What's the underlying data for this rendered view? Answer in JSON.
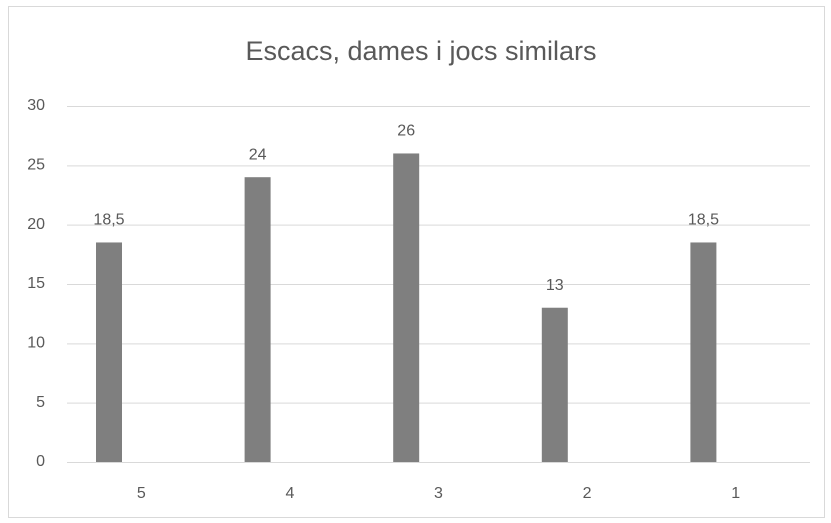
{
  "chart_data": {
    "type": "bar",
    "title": "Escacs, dames i jocs similars",
    "categories": [
      "5",
      "4",
      "3",
      "2",
      "1"
    ],
    "values": [
      18.5,
      24,
      26,
      13,
      18.5
    ],
    "value_labels": [
      "18,5",
      "24",
      "26",
      "13",
      "18,5"
    ],
    "color": "#7f7f7f",
    "ylim": [
      0,
      30
    ],
    "yticks": [
      0,
      5,
      10,
      15,
      20,
      25,
      30
    ],
    "grid": true
  }
}
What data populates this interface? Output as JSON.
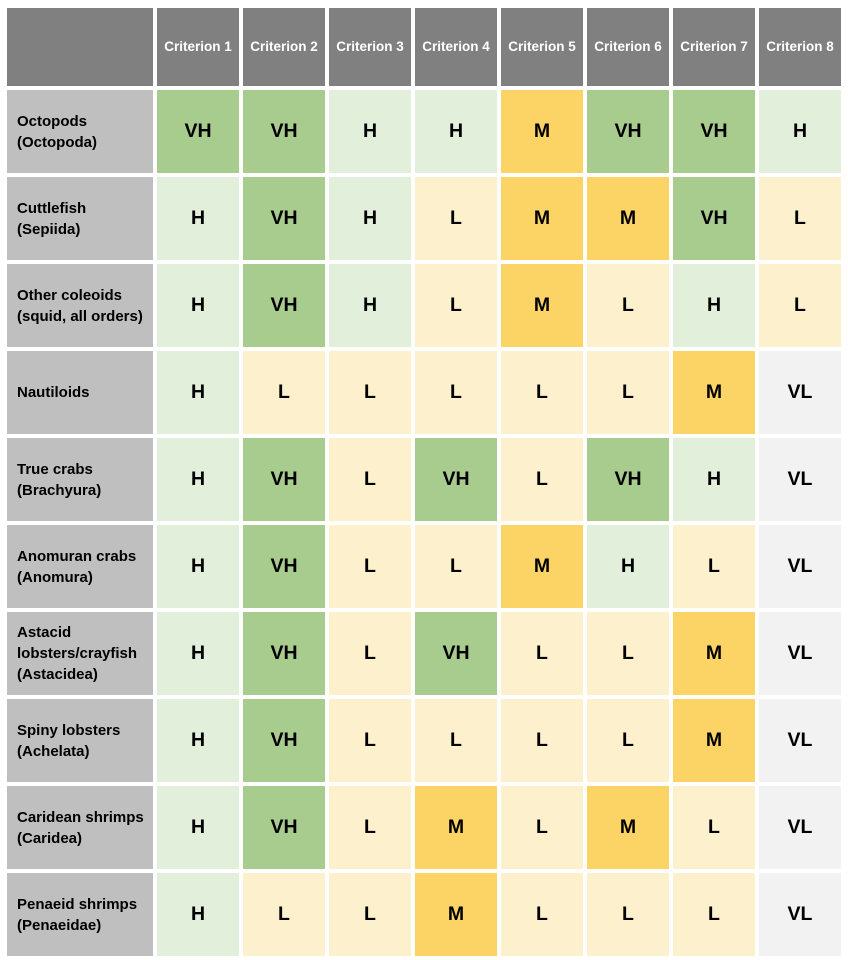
{
  "theme": {
    "page_background": "#ffffff",
    "header_bg": "#808080",
    "header_text": "#ffffff",
    "row_label_bg": "#bfbfbf",
    "cell_text": "#000000",
    "grid_gap_color": "#ffffff"
  },
  "chart_data": {
    "type": "heatmap",
    "title": "",
    "legend_position": "none",
    "columns": [
      "Criterion 1",
      "Criterion 2",
      "Criterion 3",
      "Criterion 4",
      "Criterion 5",
      "Criterion 6",
      "Criterion 7",
      "Criterion 8"
    ],
    "level_colors": {
      "VH": "#a8cc8e",
      "H": "#e2efda",
      "M": "#fcd365",
      "L": "#fdf0cc",
      "VL": "#f2f2f2"
    },
    "rows": [
      {
        "label": "Octopods (Octopoda)",
        "values": [
          "VH",
          "VH",
          "H",
          "H",
          "M",
          "VH",
          "VH",
          "H"
        ]
      },
      {
        "label": "Cuttlefish (Sepiida)",
        "values": [
          "H",
          "VH",
          "H",
          "L",
          "M",
          "M",
          "VH",
          "L"
        ]
      },
      {
        "label": "Other coleoids (squid, all orders)",
        "values": [
          "H",
          "VH",
          "H",
          "L",
          "M",
          "L",
          "H",
          "L"
        ]
      },
      {
        "label": "Nautiloids",
        "values": [
          "H",
          "L",
          "L",
          "L",
          "L",
          "L",
          "M",
          "VL"
        ]
      },
      {
        "label": "True crabs (Brachyura)",
        "values": [
          "H",
          "VH",
          "L",
          "VH",
          "L",
          "VH",
          "H",
          "VL"
        ]
      },
      {
        "label": "Anomuran crabs (Anomura)",
        "values": [
          "H",
          "VH",
          "L",
          "L",
          "M",
          "H",
          "L",
          "VL"
        ]
      },
      {
        "label": "Astacid lobsters/crayfish (Astacidea)",
        "values": [
          "H",
          "VH",
          "L",
          "VH",
          "L",
          "L",
          "M",
          "VL"
        ]
      },
      {
        "label": "Spiny lobsters (Achelata)",
        "values": [
          "H",
          "VH",
          "L",
          "L",
          "L",
          "L",
          "M",
          "VL"
        ]
      },
      {
        "label": "Caridean shrimps (Caridea)",
        "values": [
          "H",
          "VH",
          "L",
          "M",
          "L",
          "M",
          "L",
          "VL"
        ]
      },
      {
        "label": "Penaeid shrimps (Penaeidae)",
        "values": [
          "H",
          "L",
          "L",
          "M",
          "L",
          "L",
          "L",
          "VL"
        ]
      }
    ]
  }
}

· · · · · · ·

EXERCISE:
Reproduce the data verbatim. Do not carry any picture into the copy.

ANSWER:
What's the underlying data for this rendered view? Answer in JSON.
{
  "chart_data": {
    "type": "bar",
    "title": "Escacs, dames i jocs similars",
    "categories": [
      "5",
      "4",
      "3",
      "2",
      "1"
    ],
    "values": [
      18.5,
      24,
      26,
      13,
      18.5
    ],
    "value_labels": [
      "18,5",
      "24",
      "26",
      "13",
      "18,5"
    ],
    "color": "#7f7f7f",
    "ylim": [
      0,
      30
    ],
    "yticks": [
      0,
      5,
      10,
      15,
      20,
      25,
      30
    ],
    "grid": true
  }
}
What data populates this interface? Output as JSON.
{
  "theme": {
    "page_background": "#ffffff",
    "header_bg": "#808080",
    "header_text": "#ffffff",
    "row_label_bg": "#bfbfbf",
    "cell_text": "#000000",
    "grid_gap_color": "#ffffff"
  },
  "chart_data": {
    "type": "heatmap",
    "title": "",
    "legend_position": "none",
    "columns": [
      "Criterion 1",
      "Criterion 2",
      "Criterion 3",
      "Criterion 4",
      "Criterion 5",
      "Criterion 6",
      "Criterion 7",
      "Criterion 8"
    ],
    "level_colors": {
      "VH": "#a8cc8e",
      "H": "#e2efda",
      "M": "#fcd365",
      "L": "#fdf0cc",
      "VL": "#f2f2f2"
    },
    "rows": [
      {
        "label": "Octopods (Octopoda)",
        "values": [
          "VH",
          "VH",
          "H",
          "H",
          "M",
          "VH",
          "VH",
          "H"
        ]
      },
      {
        "label": "Cuttlefish (Sepiida)",
        "values": [
          "H",
          "VH",
          "H",
          "L",
          "M",
          "M",
          "VH",
          "L"
        ]
      },
      {
        "label": "Other coleoids (squid, all orders)",
        "values": [
          "H",
          "VH",
          "H",
          "L",
          "M",
          "L",
          "H",
          "L"
        ]
      },
      {
        "label": "Nautiloids",
        "values": [
          "H",
          "L",
          "L",
          "L",
          "L",
          "L",
          "M",
          "VL"
        ]
      },
      {
        "label": "True crabs (Brachyura)",
        "values": [
          "H",
          "VH",
          "L",
          "VH",
          "L",
          "VH",
          "H",
          "VL"
        ]
      },
      {
        "label": "Anomuran crabs (Anomura)",
        "values": [
          "H",
          "VH",
          "L",
          "L",
          "M",
          "H",
          "L",
          "VL"
        ]
      },
      {
        "label": "Astacid lobsters/crayfish (Astacidea)",
        "values": [
          "H",
          "VH",
          "L",
          "VH",
          "L",
          "L",
          "M",
          "VL"
        ]
      },
      {
        "label": "Spiny lobsters (Achelata)",
        "values": [
          "H",
          "VH",
          "L",
          "L",
          "L",
          "L",
          "M",
          "VL"
        ]
      },
      {
        "label": "Caridean shrimps (Caridea)",
        "values": [
          "H",
          "VH",
          "L",
          "M",
          "L",
          "M",
          "L",
          "VL"
        ]
      },
      {
        "label": "Penaeid shrimps (Penaeidae)",
        "values": [
          "H",
          "L",
          "L",
          "M",
          "L",
          "L",
          "L",
          "VL"
        ]
      }
    ]
  }
}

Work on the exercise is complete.